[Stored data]
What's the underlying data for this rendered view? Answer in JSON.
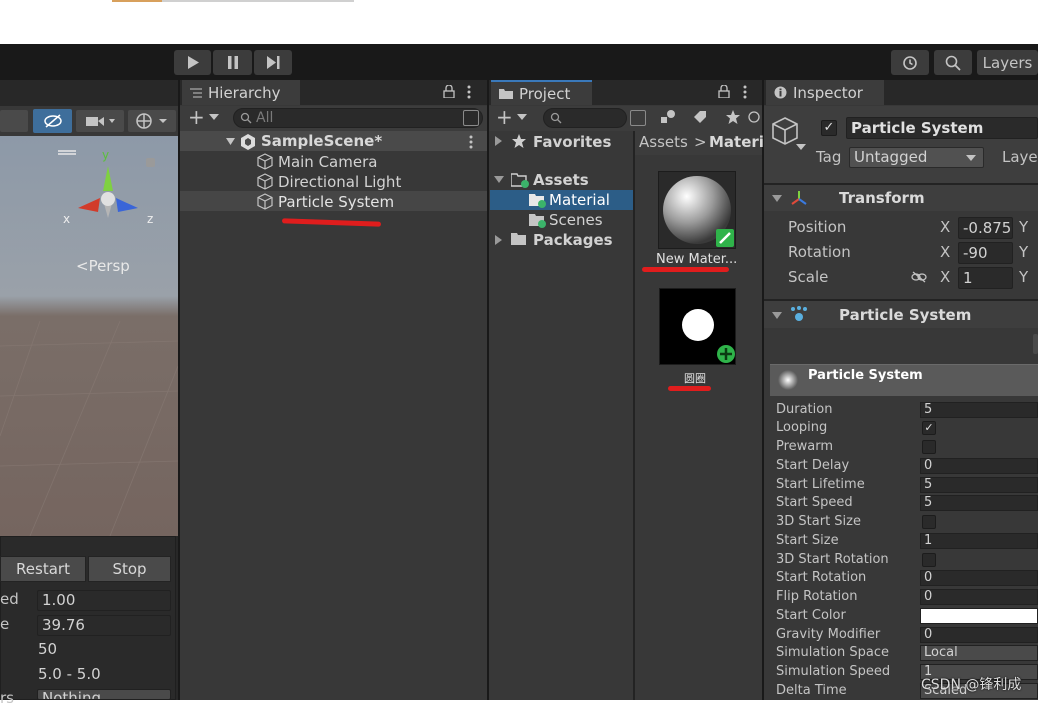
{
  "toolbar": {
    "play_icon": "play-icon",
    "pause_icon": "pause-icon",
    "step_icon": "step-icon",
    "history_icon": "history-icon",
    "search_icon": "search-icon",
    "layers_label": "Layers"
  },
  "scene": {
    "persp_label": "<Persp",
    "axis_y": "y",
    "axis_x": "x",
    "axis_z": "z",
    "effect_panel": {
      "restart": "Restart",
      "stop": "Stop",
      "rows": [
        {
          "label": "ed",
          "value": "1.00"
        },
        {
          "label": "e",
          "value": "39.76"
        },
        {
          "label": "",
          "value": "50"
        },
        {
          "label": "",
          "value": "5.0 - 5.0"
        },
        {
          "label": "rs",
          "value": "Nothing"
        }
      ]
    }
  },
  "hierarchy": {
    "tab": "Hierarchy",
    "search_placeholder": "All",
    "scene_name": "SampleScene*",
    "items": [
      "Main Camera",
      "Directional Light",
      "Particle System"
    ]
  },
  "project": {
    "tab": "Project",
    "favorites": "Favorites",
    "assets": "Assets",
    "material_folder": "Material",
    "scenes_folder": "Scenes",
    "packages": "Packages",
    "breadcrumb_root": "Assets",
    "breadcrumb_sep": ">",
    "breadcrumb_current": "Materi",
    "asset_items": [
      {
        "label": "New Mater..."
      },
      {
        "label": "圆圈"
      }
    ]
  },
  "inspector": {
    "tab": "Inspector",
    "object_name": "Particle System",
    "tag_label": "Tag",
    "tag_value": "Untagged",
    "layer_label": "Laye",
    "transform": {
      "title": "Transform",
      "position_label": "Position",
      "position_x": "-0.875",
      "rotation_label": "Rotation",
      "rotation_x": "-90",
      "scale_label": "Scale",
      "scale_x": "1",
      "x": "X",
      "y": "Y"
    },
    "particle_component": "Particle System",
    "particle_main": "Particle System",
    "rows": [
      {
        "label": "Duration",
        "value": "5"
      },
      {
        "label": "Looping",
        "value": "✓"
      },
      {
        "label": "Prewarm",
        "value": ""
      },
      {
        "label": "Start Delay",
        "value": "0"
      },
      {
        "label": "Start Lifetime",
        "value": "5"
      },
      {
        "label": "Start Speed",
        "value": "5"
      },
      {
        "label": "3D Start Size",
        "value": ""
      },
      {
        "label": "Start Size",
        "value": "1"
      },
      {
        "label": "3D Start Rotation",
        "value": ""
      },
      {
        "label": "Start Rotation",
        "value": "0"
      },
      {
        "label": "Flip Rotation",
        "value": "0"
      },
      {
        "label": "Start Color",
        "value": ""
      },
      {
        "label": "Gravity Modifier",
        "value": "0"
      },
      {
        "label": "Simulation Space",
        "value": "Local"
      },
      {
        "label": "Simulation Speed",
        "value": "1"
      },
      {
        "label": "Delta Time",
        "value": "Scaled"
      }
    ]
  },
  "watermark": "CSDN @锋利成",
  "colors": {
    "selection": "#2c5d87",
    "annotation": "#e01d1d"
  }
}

- **Goal of the exercise**: All of the records above must be copied exactly, except for the pictures.

- **Expected answer**:
What's the underlying data for this rendered view? Answer in JSON.
{
  "toolbar": {
    "play_icon": "play-icon",
    "pause_icon": "pause-icon",
    "step_icon": "step-icon",
    "history_icon": "history-icon",
    "search_icon": "search-icon",
    "layers_label": "Layers"
  },
  "scene": {
    "persp_label": "<Persp",
    "axis_y": "y",
    "axis_x": "x",
    "axis_z": "z",
    "effect_panel": {
      "restart": "Restart",
      "stop": "Stop",
      "rows": [
        {
          "label": "ed",
          "value": "1.00"
        },
        {
          "label": "e",
          "value": "39.76"
        },
        {
          "label": "",
          "value": "50"
        },
        {
          "label": "",
          "value": "5.0 - 5.0"
        },
        {
          "label": "rs",
          "value": "Nothing"
        }
      ]
    }
  },
  "hierarchy": {
    "tab": "Hierarchy",
    "search_placeholder": "All",
    "scene_name": "SampleScene*",
    "items": [
      "Main Camera",
      "Directional Light",
      "Particle System"
    ]
  },
  "project": {
    "tab": "Project",
    "favorites": "Favorites",
    "assets": "Assets",
    "material_folder": "Material",
    "scenes_folder": "Scenes",
    "packages": "Packages",
    "breadcrumb_root": "Assets",
    "breadcrumb_sep": ">",
    "breadcrumb_current": "Materi",
    "asset_items": [
      {
        "label": "New Mater..."
      },
      {
        "label": "圆圈"
      }
    ]
  },
  "inspector": {
    "tab": "Inspector",
    "object_name": "Particle System",
    "tag_label": "Tag",
    "tag_value": "Untagged",
    "layer_label": "Laye",
    "transform": {
      "title": "Transform",
      "position_label": "Position",
      "position_x": "-0.875",
      "rotation_label": "Rotation",
      "rotation_x": "-90",
      "scale_label": "Scale",
      "scale_x": "1",
      "x": "X",
      "y": "Y"
    },
    "particle_component": "Particle System",
    "particle_main": "Particle System",
    "rows": [
      {
        "label": "Duration",
        "value": "5"
      },
      {
        "label": "Looping",
        "value": "✓"
      },
      {
        "label": "Prewarm",
        "value": ""
      },
      {
        "label": "Start Delay",
        "value": "0"
      },
      {
        "label": "Start Lifetime",
        "value": "5"
      },
      {
        "label": "Start Speed",
        "value": "5"
      },
      {
        "label": "3D Start Size",
        "value": ""
      },
      {
        "label": "Start Size",
        "value": "1"
      },
      {
        "label": "3D Start Rotation",
        "value": ""
      },
      {
        "label": "Start Rotation",
        "value": "0"
      },
      {
        "label": "Flip Rotation",
        "value": "0"
      },
      {
        "label": "Start Color",
        "value": ""
      },
      {
        "label": "Gravity Modifier",
        "value": "0"
      },
      {
        "label": "Simulation Space",
        "value": "Local"
      },
      {
        "label": "Simulation Speed",
        "value": "1"
      },
      {
        "label": "Delta Time",
        "value": "Scaled"
      }
    ]
  },
  "watermark": "CSDN @锋利成",
  "colors": {
    "selection": "#2c5d87",
    "annotation": "#e01d1d"
  }
}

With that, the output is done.